**** Data excerpts

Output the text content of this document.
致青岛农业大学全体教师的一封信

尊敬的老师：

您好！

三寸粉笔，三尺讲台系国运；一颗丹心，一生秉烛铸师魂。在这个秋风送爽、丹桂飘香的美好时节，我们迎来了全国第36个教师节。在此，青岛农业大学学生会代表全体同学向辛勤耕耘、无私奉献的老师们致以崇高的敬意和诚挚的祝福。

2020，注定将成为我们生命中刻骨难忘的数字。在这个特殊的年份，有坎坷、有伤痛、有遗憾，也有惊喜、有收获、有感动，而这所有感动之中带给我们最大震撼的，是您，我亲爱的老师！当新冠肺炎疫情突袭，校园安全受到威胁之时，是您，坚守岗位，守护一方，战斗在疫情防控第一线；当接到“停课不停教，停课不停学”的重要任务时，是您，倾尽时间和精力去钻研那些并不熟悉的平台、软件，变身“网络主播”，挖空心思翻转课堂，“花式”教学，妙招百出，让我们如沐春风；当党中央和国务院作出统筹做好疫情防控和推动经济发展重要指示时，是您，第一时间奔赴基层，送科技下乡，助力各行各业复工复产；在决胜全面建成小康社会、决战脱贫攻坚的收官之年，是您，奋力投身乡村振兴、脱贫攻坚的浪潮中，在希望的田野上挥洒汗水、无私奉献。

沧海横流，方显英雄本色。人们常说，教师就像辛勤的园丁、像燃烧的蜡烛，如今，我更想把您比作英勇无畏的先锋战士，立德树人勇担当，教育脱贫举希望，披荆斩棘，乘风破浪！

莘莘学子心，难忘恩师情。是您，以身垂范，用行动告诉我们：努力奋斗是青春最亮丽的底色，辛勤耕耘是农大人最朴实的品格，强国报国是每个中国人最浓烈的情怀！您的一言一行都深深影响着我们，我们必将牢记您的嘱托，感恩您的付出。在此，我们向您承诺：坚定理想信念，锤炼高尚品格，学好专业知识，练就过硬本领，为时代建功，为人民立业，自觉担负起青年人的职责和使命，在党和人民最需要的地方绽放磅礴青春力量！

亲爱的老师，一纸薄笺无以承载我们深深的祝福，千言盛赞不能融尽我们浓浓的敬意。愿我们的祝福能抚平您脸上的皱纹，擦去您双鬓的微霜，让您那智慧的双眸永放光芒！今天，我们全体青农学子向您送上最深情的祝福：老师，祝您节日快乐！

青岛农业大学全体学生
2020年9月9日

********

Your task is to reproduce the whole listing exactly.

* Response to the task *
Output the text content of this document.
致青岛农业大学全体教师的一封信

尊敬的老师：

您好！

三寸粉笔，三尺讲台系国运；一颗丹心，一生秉烛铸师魂。在这个秋风送爽、丹桂飘香的美好时节，我们迎来了全国第36个教师节。在此，青岛农业大学学生会代表全体同学向辛勤耕耘、无私奉献的老师们致以崇高的敬意和诚挚的祝福。

2020，注定将成为我们生命中刻骨难忘的数字。在这个特殊的年份，有坎坷、有伤痛、有遗憾，也有惊喜、有收获、有感动，而这所有感动之中带给我们最大震撼的，是您，我亲爱的老师！当新冠肺炎疫情突袭，校园安全受到威胁之时，是您，坚守岗位，守护一方，战斗在疫情防控第一线；当接到“停课不停教，停课不停学”的重要任务时，是您，倾尽时间和精力去钻研那些并不熟悉的平台、软件，变身“网络主播”，挖空心思翻转课堂，“花式”教学，妙招百出，让我们如沐春风；当党中央和国务院作出统筹做好疫情防控和推动经济发展重要指示时，是您，第一时间奔赴基层，送科技下乡，助力各行各业复工复产；在决胜全面建成小康社会、决战脱贫攻坚的收官之年，是您，奋力投身乡村振兴、脱贫攻坚的浪潮中，在希望的田野上挥洒汗水、无私奉献。

沧海横流，方显英雄本色。人们常说，教师就像辛勤的园丁、像燃烧的蜡烛，如今，我更想把您比作英勇无畏的先锋战士，立德树人勇担当，教育脱贫举希望，披荆斩棘，乘风破浪！

莘莘学子心，难忘恩师情。是您，以身垂范，用行动告诉我们：努力奋斗是青春最亮丽的底色，辛勤耕耘是农大人最朴实的品格，强国报国是每个中国人最浓烈的情怀！您的一言一行都深深影响着我们，我们必将牢记您的嘱托，感恩您的付出。在此，我们向您承诺：坚定理想信念，锤炼高尚品格，学好专业知识，练就过硬本领，为时代建功，为人民立业，自觉担负起青年人的职责和使命，在党和人民最需要的地方绽放磅礴青春力量！

亲爱的老师，一纸薄笺无以承载我们深深的祝福，千言盛赞不能融尽我们浓浓的敬意。愿我们的祝福能抚平您脸上的皱纹，擦去您双鬓的微霜，让您那智慧的双眸永放光芒！今天，我们全体青农学子向您送上最深情的祝福：老师，祝您节日快乐！

青岛农业大学全体学生
2020年9月9日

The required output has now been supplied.